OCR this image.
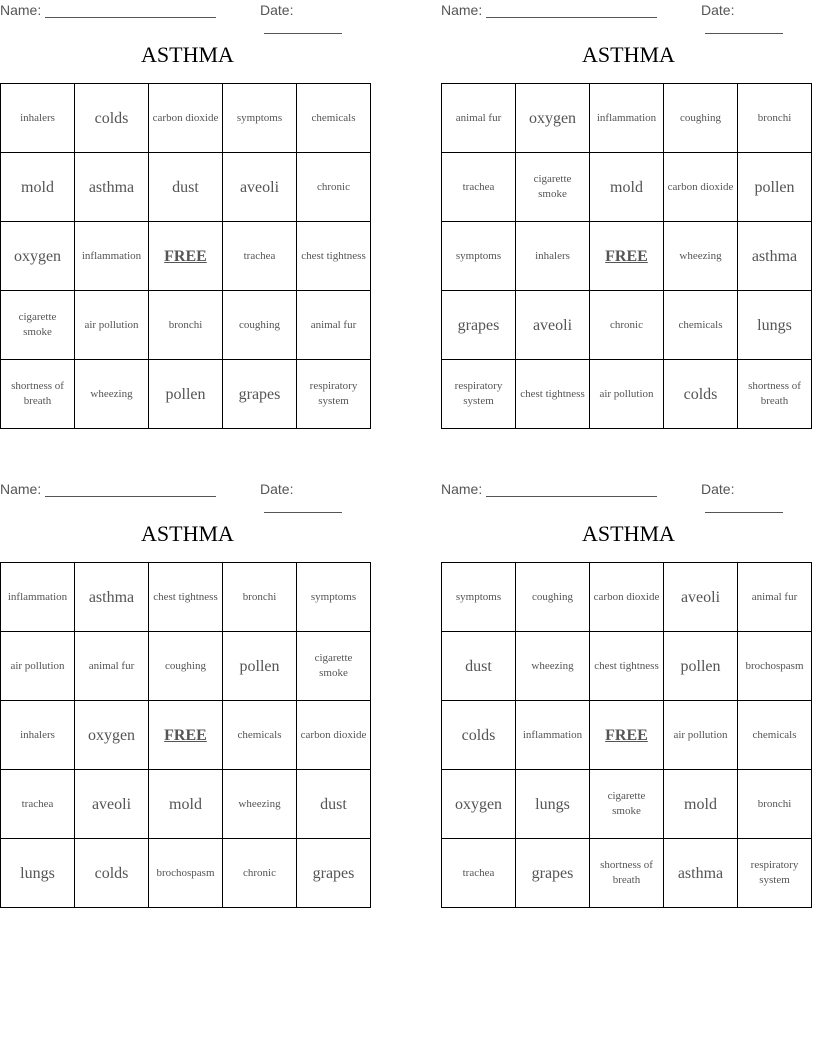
Name:	Date:
ASTHMA
inhalers	colds	carbon dioxide	symptoms	chemicals
mold	asthma	dust	aveoli	chronic
oxygen	inflammation	FREE	trachea	chest tightness
cigarette smoke	air pollution	bronchi	coughing	animal fur
shortness of breath	wheezing	pollen	grapes	respiratory system
Name:	Date:
ASTHMA
animal fur	oxygen	inflammation	coughing	bronchi
trachea	cigarette smoke	mold	carbon dioxide	pollen
symptoms	inhalers	FREE	wheezing	asthma
grapes	aveoli	chronic	chemicals	lungs
respiratory system	chest tightness	air pollution	colds	shortness of breath
Name:	Date:
ASTHMA
inflammation	asthma	chest tightness	bronchi	symptoms
air pollution	animal fur	coughing	pollen	cigarette smoke
inhalers	oxygen	FREE	chemicals	carbon dioxide
trachea	aveoli	mold	wheezing	dust
lungs	colds	brochospasm	chronic	grapes
Name:	Date:
ASTHMA
symptoms	coughing	carbon dioxide	aveoli	animal fur
dust	wheezing	chest tightness	pollen	brochospasm
colds	inflammation	FREE	air pollution	chemicals
oxygen	lungs	cigarette smoke	mold	bronchi
trachea	grapes	shortness of breath	asthma	respiratory system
══════
* **Required work**
From the listing above, copy every line that holds the string "carbon".

* **Result for this task**
inhalers	colds	carbon dioxide	symptoms	chemicals
trachea	cigarette smoke	mold	carbon dioxide	pollen
inhalers	oxygen	FREE	chemicals	carbon dioxide
symptoms	coughing	carbon dioxide	aveoli	animal fur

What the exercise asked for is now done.